_Problem requirements_
Where a picture appears in the data below, exclude it; restate everything else word for word.

━━━━━ Data listing ━━━━━

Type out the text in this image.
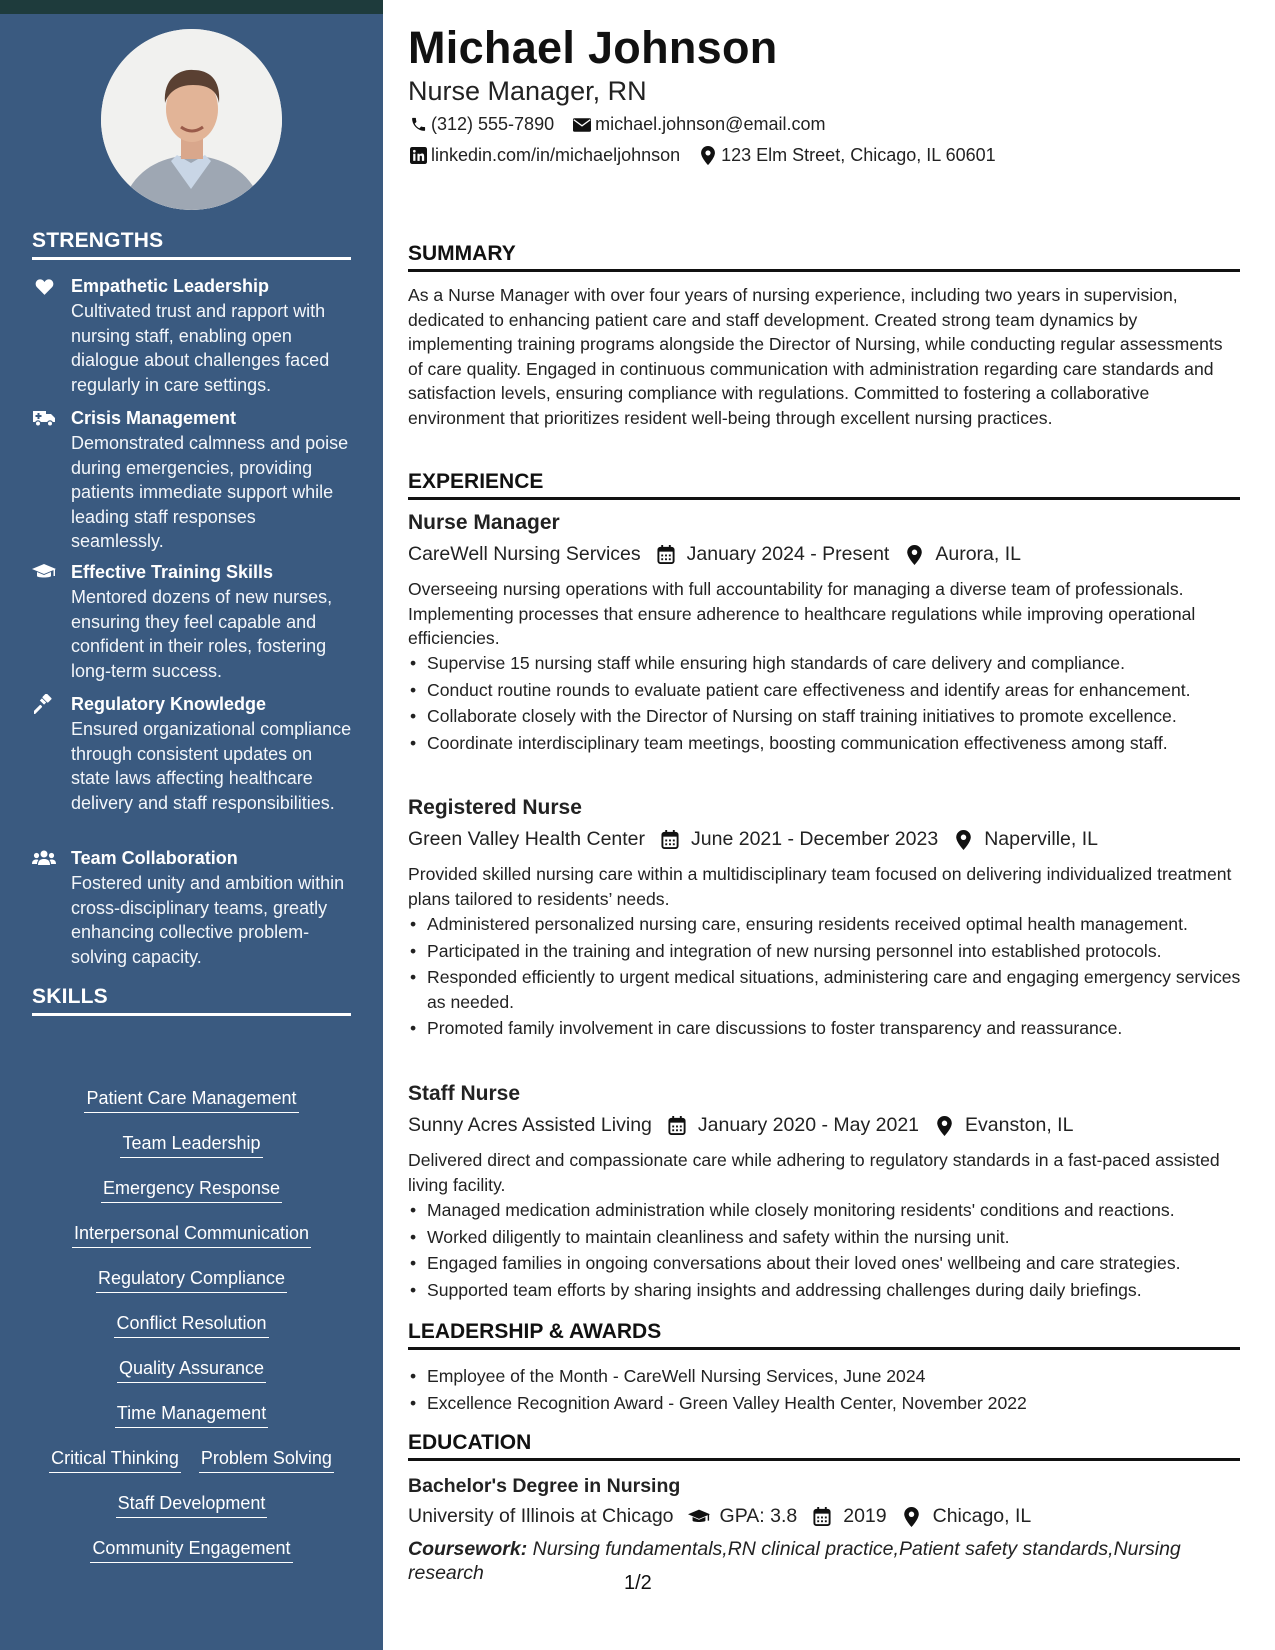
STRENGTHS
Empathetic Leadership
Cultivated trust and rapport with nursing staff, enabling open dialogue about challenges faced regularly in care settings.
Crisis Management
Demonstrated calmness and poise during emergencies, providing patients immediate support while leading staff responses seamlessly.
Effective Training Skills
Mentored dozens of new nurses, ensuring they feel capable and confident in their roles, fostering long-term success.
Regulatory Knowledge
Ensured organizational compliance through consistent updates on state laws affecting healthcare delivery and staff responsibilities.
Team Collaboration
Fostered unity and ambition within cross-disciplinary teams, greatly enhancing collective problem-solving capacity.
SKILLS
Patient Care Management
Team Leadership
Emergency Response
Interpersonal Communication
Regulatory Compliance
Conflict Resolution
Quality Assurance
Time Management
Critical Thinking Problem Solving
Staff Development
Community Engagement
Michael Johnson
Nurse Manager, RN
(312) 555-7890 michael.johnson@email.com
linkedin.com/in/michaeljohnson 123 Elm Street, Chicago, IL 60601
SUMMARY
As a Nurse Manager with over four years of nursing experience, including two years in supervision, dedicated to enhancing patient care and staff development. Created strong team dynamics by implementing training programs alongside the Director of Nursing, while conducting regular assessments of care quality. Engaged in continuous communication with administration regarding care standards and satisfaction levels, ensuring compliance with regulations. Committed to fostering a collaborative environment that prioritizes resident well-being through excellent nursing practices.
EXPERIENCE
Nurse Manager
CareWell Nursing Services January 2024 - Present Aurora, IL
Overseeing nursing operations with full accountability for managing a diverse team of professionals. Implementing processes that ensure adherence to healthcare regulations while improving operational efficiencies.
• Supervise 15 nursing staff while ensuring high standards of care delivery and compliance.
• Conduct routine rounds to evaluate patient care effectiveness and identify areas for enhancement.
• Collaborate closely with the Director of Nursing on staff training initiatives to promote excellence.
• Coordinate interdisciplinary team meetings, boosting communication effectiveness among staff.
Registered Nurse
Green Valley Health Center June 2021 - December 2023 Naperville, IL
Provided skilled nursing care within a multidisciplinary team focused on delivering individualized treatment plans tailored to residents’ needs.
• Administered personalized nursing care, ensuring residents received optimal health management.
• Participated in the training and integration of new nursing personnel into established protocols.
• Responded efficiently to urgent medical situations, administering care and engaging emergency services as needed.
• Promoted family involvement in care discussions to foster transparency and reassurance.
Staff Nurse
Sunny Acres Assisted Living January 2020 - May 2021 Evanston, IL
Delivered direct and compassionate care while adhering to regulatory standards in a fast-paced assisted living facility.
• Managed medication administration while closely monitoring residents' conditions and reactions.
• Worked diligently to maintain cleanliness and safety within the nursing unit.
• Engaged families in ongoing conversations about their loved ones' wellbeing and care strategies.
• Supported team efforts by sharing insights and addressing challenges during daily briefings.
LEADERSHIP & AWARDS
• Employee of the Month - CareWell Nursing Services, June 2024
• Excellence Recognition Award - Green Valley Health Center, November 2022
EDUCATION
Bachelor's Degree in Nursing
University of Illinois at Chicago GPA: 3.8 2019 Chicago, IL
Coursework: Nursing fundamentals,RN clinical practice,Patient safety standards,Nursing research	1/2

━━━━━

_Exercise result_
Type out the text in this image.
STRENGTHS
Empathetic Leadership
Cultivated trust and rapport with nursing staff, enabling open dialogue about challenges faced regularly in care settings.
Crisis Management
Demonstrated calmness and poise during emergencies, providing patients immediate support while leading staff responses seamlessly.
Effective Training Skills
Mentored dozens of new nurses, ensuring they feel capable and confident in their roles, fostering long-term success.
Regulatory Knowledge
Ensured organizational compliance through consistent updates on state laws affecting healthcare delivery and staff responsibilities.
Team Collaboration
Fostered unity and ambition within cross-disciplinary teams, greatly enhancing collective problem-solving capacity.
SKILLS
Patient Care Management
Team Leadership
Emergency Response
Interpersonal Communication
Regulatory Compliance
Conflict Resolution
Quality Assurance
Time Management
Critical Thinking Problem Solving
Staff Development
Community Engagement
Michael Johnson
Nurse Manager, RN
(312) 555-7890 michael.johnson@email.com
linkedin.com/in/michaeljohnson 123 Elm Street, Chicago, IL 60601
SUMMARY
As a Nurse Manager with over four years of nursing experience, including two years in supervision, dedicated to enhancing patient care and staff development. Created strong team dynamics by implementing training programs alongside the Director of Nursing, while conducting regular assessments of care quality. Engaged in continuous communication with administration regarding care standards and satisfaction levels, ensuring compliance with regulations. Committed to fostering a collaborative environment that prioritizes resident well-being through excellent nursing practices.
EXPERIENCE
Nurse Manager
CareWell Nursing Services January 2024 - Present Aurora, IL
Overseeing nursing operations with full accountability for managing a diverse team of professionals. Implementing processes that ensure adherence to healthcare regulations while improving operational efficiencies.
• Supervise 15 nursing staff while ensuring high standards of care delivery and compliance.
• Conduct routine rounds to evaluate patient care effectiveness and identify areas for enhancement.
• Collaborate closely with the Director of Nursing on staff training initiatives to promote excellence.
• Coordinate interdisciplinary team meetings, boosting communication effectiveness among staff.
Registered Nurse
Green Valley Health Center June 2021 - December 2023 Naperville, IL
Provided skilled nursing care within a multidisciplinary team focused on delivering individualized treatment plans tailored to residents’ needs.
• Administered personalized nursing care, ensuring residents received optimal health management.
• Participated in the training and integration of new nursing personnel into established protocols.
• Responded efficiently to urgent medical situations, administering care and engaging emergency services as needed.
• Promoted family involvement in care discussions to foster transparency and reassurance.
Staff Nurse
Sunny Acres Assisted Living January 2020 - May 2021 Evanston, IL
Delivered direct and compassionate care while adhering to regulatory standards in a fast-paced assisted living facility.
• Managed medication administration while closely monitoring residents' conditions and reactions.
• Worked diligently to maintain cleanliness and safety within the nursing unit.
• Engaged families in ongoing conversations about their loved ones' wellbeing and care strategies.
• Supported team efforts by sharing insights and addressing challenges during daily briefings.
LEADERSHIP & AWARDS
• Employee of the Month - CareWell Nursing Services, June 2024
• Excellence Recognition Award - Green Valley Health Center, November 2022
EDUCATION
Bachelor's Degree in Nursing
University of Illinois at Chicago GPA: 3.8 2019 Chicago, IL
Coursework: Nursing fundamentals,RN clinical practice,Patient safety standards,Nursing research	1/2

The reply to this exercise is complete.